(Stored data entries)
=====

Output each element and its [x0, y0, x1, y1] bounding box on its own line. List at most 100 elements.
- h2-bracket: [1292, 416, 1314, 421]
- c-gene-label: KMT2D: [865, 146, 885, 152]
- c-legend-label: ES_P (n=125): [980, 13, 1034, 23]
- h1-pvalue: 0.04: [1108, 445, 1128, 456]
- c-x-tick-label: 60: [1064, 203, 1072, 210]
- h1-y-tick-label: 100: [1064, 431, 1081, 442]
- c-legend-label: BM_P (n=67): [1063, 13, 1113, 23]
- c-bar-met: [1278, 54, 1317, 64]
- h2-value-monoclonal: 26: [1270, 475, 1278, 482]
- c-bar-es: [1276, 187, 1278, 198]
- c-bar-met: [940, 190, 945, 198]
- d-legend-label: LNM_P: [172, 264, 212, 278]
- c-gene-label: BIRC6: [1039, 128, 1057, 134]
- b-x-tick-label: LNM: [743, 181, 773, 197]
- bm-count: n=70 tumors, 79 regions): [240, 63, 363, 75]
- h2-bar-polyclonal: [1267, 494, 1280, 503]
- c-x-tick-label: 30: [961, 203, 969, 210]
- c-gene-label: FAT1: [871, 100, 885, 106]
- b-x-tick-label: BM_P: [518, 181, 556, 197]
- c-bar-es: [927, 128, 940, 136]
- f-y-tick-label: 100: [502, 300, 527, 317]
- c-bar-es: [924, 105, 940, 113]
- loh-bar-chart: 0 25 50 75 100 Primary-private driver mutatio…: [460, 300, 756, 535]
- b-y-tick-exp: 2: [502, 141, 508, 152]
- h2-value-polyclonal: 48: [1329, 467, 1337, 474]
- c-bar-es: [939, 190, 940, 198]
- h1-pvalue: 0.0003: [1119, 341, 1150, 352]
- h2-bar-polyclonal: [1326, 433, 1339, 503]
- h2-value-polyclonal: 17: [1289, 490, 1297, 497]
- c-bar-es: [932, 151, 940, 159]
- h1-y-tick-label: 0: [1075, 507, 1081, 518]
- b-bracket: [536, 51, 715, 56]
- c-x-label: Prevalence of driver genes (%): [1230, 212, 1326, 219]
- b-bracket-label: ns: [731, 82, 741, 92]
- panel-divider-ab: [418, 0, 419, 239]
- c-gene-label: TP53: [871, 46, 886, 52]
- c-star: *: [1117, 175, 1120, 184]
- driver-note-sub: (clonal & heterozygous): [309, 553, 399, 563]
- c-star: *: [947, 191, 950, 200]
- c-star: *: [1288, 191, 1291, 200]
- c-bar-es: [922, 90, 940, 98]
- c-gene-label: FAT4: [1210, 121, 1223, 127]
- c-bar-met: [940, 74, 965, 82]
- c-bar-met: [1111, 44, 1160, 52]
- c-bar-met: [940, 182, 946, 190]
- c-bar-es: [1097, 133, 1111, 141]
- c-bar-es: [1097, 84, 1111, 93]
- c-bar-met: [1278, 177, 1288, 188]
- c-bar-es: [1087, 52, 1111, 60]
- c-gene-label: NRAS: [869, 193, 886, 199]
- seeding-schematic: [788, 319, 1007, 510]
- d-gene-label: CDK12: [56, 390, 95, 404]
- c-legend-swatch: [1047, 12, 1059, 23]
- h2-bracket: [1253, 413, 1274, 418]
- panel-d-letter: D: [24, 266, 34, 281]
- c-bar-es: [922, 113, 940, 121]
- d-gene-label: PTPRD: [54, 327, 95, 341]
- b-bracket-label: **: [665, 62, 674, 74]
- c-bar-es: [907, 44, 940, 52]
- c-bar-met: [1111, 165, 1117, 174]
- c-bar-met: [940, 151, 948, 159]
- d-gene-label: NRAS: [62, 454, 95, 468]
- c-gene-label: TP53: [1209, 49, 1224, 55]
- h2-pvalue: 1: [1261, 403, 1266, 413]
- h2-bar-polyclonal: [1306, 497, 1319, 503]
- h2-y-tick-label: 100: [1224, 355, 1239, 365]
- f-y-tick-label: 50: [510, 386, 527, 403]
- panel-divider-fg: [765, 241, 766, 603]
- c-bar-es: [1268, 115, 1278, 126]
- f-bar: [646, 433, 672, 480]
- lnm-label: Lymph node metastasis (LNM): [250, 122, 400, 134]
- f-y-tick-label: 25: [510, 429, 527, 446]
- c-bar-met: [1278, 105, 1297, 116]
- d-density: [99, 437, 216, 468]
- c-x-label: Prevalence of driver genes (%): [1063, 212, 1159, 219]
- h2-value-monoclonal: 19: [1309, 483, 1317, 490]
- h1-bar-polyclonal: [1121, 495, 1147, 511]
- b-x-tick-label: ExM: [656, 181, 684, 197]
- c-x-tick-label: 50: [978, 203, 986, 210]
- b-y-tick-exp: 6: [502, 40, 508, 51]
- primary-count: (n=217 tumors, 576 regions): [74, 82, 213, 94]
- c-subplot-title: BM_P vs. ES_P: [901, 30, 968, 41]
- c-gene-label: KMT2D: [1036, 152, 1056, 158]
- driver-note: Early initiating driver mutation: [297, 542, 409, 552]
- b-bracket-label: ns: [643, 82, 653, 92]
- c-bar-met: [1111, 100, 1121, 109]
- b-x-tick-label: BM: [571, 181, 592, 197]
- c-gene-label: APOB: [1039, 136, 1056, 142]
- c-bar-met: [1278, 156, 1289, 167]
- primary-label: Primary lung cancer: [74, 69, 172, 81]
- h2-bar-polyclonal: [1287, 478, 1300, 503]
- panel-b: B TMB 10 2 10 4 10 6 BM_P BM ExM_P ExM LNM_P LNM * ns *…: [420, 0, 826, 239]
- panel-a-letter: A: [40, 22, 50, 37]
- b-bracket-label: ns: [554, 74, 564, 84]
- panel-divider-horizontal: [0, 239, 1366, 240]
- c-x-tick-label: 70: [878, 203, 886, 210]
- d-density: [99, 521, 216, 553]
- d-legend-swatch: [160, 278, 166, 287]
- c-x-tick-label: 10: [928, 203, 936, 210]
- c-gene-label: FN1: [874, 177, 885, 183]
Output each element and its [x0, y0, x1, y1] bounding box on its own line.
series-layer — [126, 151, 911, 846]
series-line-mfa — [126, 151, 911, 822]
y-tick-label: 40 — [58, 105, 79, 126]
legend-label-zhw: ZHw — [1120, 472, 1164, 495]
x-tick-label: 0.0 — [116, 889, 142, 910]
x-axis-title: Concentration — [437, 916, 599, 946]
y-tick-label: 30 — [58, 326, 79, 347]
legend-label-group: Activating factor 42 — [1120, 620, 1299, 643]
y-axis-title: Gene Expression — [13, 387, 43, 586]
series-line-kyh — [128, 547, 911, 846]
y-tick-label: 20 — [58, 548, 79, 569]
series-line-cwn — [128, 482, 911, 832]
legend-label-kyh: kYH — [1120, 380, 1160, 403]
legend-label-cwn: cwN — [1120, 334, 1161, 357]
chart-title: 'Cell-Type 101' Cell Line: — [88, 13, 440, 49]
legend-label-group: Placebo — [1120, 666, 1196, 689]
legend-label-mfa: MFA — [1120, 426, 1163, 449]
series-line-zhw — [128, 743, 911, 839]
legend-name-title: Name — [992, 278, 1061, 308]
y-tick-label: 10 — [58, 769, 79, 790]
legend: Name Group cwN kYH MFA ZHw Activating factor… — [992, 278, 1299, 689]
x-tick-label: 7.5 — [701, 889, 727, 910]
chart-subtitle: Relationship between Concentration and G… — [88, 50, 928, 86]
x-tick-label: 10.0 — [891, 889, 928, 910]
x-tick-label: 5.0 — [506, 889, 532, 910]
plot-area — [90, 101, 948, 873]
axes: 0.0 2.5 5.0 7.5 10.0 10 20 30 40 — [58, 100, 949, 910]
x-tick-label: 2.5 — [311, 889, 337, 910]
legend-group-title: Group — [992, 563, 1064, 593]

=====

--- The problem ---
Pick every line of the data that includes the string "axis".

--- Output for this task ---
x-axis-title: Concentration — [437, 916, 599, 946]
y-axis-title: Gene Expression — [13, 387, 43, 586]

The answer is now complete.